RECORDS:

========

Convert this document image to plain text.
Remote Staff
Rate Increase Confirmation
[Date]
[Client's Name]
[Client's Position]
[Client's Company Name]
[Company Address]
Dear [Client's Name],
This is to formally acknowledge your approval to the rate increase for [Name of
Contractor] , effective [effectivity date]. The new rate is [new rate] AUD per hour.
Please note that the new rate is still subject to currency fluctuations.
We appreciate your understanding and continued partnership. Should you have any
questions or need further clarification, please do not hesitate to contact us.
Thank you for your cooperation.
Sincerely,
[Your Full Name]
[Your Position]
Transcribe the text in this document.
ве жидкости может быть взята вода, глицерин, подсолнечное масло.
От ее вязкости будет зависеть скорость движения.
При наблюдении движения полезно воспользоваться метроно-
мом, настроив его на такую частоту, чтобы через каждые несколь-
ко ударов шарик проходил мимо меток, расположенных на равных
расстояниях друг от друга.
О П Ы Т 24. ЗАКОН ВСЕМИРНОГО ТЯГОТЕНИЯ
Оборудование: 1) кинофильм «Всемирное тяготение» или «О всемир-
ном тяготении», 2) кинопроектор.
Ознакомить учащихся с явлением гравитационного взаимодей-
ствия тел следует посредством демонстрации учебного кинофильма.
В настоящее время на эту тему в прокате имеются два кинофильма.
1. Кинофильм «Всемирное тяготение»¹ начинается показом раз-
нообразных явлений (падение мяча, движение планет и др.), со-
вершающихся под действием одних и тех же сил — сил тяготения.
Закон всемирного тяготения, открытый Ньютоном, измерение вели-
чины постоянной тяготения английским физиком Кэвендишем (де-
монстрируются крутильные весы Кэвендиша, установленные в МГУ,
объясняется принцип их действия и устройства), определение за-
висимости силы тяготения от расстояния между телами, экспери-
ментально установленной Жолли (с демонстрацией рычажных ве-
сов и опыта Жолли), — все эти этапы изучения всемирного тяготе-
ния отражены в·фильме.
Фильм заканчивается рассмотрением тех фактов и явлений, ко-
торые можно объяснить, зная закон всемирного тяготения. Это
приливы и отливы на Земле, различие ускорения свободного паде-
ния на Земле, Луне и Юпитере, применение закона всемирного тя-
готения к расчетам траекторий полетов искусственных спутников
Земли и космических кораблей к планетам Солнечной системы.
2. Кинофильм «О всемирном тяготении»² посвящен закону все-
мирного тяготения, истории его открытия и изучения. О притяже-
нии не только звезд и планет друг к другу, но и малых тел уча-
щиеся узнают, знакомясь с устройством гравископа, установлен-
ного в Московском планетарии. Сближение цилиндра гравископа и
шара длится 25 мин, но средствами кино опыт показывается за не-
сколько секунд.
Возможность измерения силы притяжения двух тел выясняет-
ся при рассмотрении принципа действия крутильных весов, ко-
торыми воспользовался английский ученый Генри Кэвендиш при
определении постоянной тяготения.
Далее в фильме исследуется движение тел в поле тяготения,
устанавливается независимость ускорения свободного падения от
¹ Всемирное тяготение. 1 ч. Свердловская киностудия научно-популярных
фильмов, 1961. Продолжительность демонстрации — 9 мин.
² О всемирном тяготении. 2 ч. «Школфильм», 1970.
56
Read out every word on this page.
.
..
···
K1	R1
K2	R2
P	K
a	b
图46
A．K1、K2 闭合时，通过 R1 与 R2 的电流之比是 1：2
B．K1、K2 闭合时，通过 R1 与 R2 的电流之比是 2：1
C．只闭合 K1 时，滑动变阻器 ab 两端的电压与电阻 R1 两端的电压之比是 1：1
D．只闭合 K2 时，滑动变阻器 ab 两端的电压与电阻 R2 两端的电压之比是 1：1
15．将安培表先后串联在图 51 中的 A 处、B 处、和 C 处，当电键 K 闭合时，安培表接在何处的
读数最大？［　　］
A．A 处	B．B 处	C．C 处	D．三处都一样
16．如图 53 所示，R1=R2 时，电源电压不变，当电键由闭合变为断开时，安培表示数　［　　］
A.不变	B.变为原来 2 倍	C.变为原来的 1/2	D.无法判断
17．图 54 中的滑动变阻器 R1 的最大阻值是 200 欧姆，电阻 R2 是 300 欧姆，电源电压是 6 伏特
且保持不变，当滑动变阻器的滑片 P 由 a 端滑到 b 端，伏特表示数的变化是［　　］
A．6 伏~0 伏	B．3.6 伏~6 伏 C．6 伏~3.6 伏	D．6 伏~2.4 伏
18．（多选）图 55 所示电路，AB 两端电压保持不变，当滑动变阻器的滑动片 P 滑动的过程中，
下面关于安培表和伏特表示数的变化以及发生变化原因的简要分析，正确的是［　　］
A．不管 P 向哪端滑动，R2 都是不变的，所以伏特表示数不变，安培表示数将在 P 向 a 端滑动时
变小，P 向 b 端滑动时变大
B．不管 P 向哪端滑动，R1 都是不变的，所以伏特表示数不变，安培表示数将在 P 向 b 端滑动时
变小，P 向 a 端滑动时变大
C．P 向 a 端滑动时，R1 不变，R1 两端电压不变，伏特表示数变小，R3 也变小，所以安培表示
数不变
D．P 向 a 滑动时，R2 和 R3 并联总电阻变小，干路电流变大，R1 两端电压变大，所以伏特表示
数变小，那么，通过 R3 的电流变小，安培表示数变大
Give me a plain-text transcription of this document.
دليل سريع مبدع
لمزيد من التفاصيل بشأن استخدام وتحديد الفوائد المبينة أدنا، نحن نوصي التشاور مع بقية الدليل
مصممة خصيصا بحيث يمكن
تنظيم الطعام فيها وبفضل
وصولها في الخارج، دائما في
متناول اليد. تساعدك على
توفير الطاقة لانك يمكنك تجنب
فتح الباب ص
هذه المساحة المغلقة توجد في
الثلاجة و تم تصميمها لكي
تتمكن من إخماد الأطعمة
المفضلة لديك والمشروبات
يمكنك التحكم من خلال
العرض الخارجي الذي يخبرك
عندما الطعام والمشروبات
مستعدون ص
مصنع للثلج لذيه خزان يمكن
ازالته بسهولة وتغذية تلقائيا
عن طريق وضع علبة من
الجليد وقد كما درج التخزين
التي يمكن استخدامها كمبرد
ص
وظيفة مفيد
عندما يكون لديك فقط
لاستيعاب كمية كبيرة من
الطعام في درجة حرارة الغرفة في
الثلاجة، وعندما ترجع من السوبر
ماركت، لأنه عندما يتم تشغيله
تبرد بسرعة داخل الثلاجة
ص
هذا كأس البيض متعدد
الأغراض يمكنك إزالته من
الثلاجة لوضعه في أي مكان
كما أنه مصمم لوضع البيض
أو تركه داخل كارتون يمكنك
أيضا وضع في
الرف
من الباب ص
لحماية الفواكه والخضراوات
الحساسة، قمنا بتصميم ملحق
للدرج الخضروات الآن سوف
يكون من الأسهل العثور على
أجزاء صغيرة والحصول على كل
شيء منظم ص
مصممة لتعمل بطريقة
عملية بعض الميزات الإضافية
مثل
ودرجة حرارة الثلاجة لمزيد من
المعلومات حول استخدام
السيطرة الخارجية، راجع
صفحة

========

WHAT YOU SHOULD DO: Write out the records above again, keeping each one identical to the original.

FINISHED ANSWER:
Convert this document image to plain text.
Remote Staff
Rate Increase Confirmation
[Date]
[Client's Name]
[Client's Position]
[Client's Company Name]
[Company Address]
Dear [Client's Name],
This is to formally acknowledge your approval to the rate increase for [Name of
Contractor] , effective [effectivity date]. The new rate is [new rate] AUD per hour.
Please note that the new rate is still subject to currency fluctuations.
We appreciate your understanding and continued partnership. Should you have any
questions or need further clarification, please do not hesitate to contact us.
Thank you for your cooperation.
Sincerely,
[Your Full Name]
[Your Position]
Transcribe the text in this document.
ве жидкости может быть взята вода, глицерин, подсолнечное масло.
От ее вязкости будет зависеть скорость движения.
При наблюдении движения полезно воспользоваться метроно-
мом, настроив его на такую частоту, чтобы через каждые несколь-
ко ударов шарик проходил мимо меток, расположенных на равных
расстояниях друг от друга.
О П Ы Т 24. ЗАКОН ВСЕМИРНОГО ТЯГОТЕНИЯ
Оборудование: 1) кинофильм «Всемирное тяготение» или «О всемир-
ном тяготении», 2) кинопроектор.
Ознакомить учащихся с явлением гравитационного взаимодей-
ствия тел следует посредством демонстрации учебного кинофильма.
В настоящее время на эту тему в прокате имеются два кинофильма.
1. Кинофильм «Всемирное тяготение»¹ начинается показом раз-
нообразных явлений (падение мяча, движение планет и др.), со-
вершающихся под действием одних и тех же сил — сил тяготения.
Закон всемирного тяготения, открытый Ньютоном, измерение вели-
чины постоянной тяготения английским физиком Кэвендишем (де-
монстрируются крутильные весы Кэвендиша, установленные в МГУ,
объясняется принцип их действия и устройства), определение за-
висимости силы тяготения от расстояния между телами, экспери-
ментально установленной Жолли (с демонстрацией рычажных ве-
сов и опыта Жолли), — все эти этапы изучения всемирного тяготе-
ния отражены в·фильме.
Фильм заканчивается рассмотрением тех фактов и явлений, ко-
торые можно объяснить, зная закон всемирного тяготения. Это
приливы и отливы на Земле, различие ускорения свободного паде-
ния на Земле, Луне и Юпитере, применение закона всемирного тя-
готения к расчетам траекторий полетов искусственных спутников
Земли и космических кораблей к планетам Солнечной системы.
2. Кинофильм «О всемирном тяготении»² посвящен закону все-
мирного тяготения, истории его открытия и изучения. О притяже-
нии не только звезд и планет друг к другу, но и малых тел уча-
щиеся узнают, знакомясь с устройством гравископа, установлен-
ного в Московском планетарии. Сближение цилиндра гравископа и
шара длится 25 мин, но средствами кино опыт показывается за не-
сколько секунд.
Возможность измерения силы притяжения двух тел выясняет-
ся при рассмотрении принципа действия крутильных весов, ко-
торыми воспользовался английский ученый Генри Кэвендиш при
определении постоянной тяготения.
Далее в фильме исследуется движение тел в поле тяготения,
устанавливается независимость ускорения свободного падения от
¹ Всемирное тяготение. 1 ч. Свердловская киностудия научно-популярных
фильмов, 1961. Продолжительность демонстрации — 9 мин.
² О всемирном тяготении. 2 ч. «Школфильм», 1970.
56
Read out every word on this page.
.
..
···
K1	R1
K2	R2
P	K
a	b
图46
A．K1、K2 闭合时，通过 R1 与 R2 的电流之比是 1：2
B．K1、K2 闭合时，通过 R1 与 R2 的电流之比是 2：1
C．只闭合 K1 时，滑动变阻器 ab 两端的电压与电阻 R1 两端的电压之比是 1：1
D．只闭合 K2 时，滑动变阻器 ab 两端的电压与电阻 R2 两端的电压之比是 1：1
15．将安培表先后串联在图 51 中的 A 处、B 处、和 C 处，当电键 K 闭合时，安培表接在何处的
读数最大？［　　］
A．A 处	B．B 处	C．C 处	D．三处都一样
16．如图 53 所示，R1=R2 时，电源电压不变，当电键由闭合变为断开时，安培表示数　［　　］
A.不变	B.变为原来 2 倍	C.变为原来的 1/2	D.无法判断
17．图 54 中的滑动变阻器 R1 的最大阻值是 200 欧姆，电阻 R2 是 300 欧姆，电源电压是 6 伏特
且保持不变，当滑动变阻器的滑片 P 由 a 端滑到 b 端，伏特表示数的变化是［　　］
A．6 伏~0 伏	B．3.6 伏~6 伏 C．6 伏~3.6 伏	D．6 伏~2.4 伏
18．（多选）图 55 所示电路，AB 两端电压保持不变，当滑动变阻器的滑动片 P 滑动的过程中，
下面关于安培表和伏特表示数的变化以及发生变化原因的简要分析，正确的是［　　］
A．不管 P 向哪端滑动，R2 都是不变的，所以伏特表示数不变，安培表示数将在 P 向 a 端滑动时
变小，P 向 b 端滑动时变大
B．不管 P 向哪端滑动，R1 都是不变的，所以伏特表示数不变，安培表示数将在 P 向 b 端滑动时
变小，P 向 a 端滑动时变大
C．P 向 a 端滑动时，R1 不变，R1 两端电压不变，伏特表示数变小，R3 也变小，所以安培表示
数不变
D．P 向 a 滑动时，R2 和 R3 并联总电阻变小，干路电流变大，R1 两端电压变大，所以伏特表示
数变小，那么，通过 R3 的电流变小，安培表示数变大
Give me a plain-text transcription of this document.
دليل سريع مبدع
لمزيد من التفاصيل بشأن استخدام وتحديد الفوائد المبينة أدنا، نحن نوصي التشاور مع بقية الدليل
مصممة خصيصا بحيث يمكن
تنظيم الطعام فيها وبفضل
وصولها في الخارج، دائما في
متناول اليد. تساعدك على
توفير الطاقة لانك يمكنك تجنب
فتح الباب ص
هذه المساحة المغلقة توجد في
الثلاجة و تم تصميمها لكي
تتمكن من إخماد الأطعمة
المفضلة لديك والمشروبات
يمكنك التحكم من خلال
العرض الخارجي الذي يخبرك
عندما الطعام والمشروبات
مستعدون ص
مصنع للثلج لذيه خزان يمكن
ازالته بسهولة وتغذية تلقائيا
عن طريق وضع علبة من
الجليد وقد كما درج التخزين
التي يمكن استخدامها كمبرد
ص
وظيفة مفيد
عندما يكون لديك فقط
لاستيعاب كمية كبيرة من
الطعام في درجة حرارة الغرفة في
الثلاجة، وعندما ترجع من السوبر
ماركت، لأنه عندما يتم تشغيله
تبرد بسرعة داخل الثلاجة
ص
هذا كأس البيض متعدد
الأغراض يمكنك إزالته من
الثلاجة لوضعه في أي مكان
كما أنه مصمم لوضع البيض
أو تركه داخل كارتون يمكنك
أيضا وضع في
الرف
من الباب ص
لحماية الفواكه والخضراوات
الحساسة، قمنا بتصميم ملحق
للدرج الخضروات الآن سوف
يكون من الأسهل العثور على
أجزاء صغيرة والحصول على كل
شيء منظم ص
مصممة لتعمل بطريقة
عملية بعض الميزات الإضافية
مثل
ودرجة حرارة الثلاجة لمزيد من
المعلومات حول استخدام
السيطرة الخارجية، راجع
صفحة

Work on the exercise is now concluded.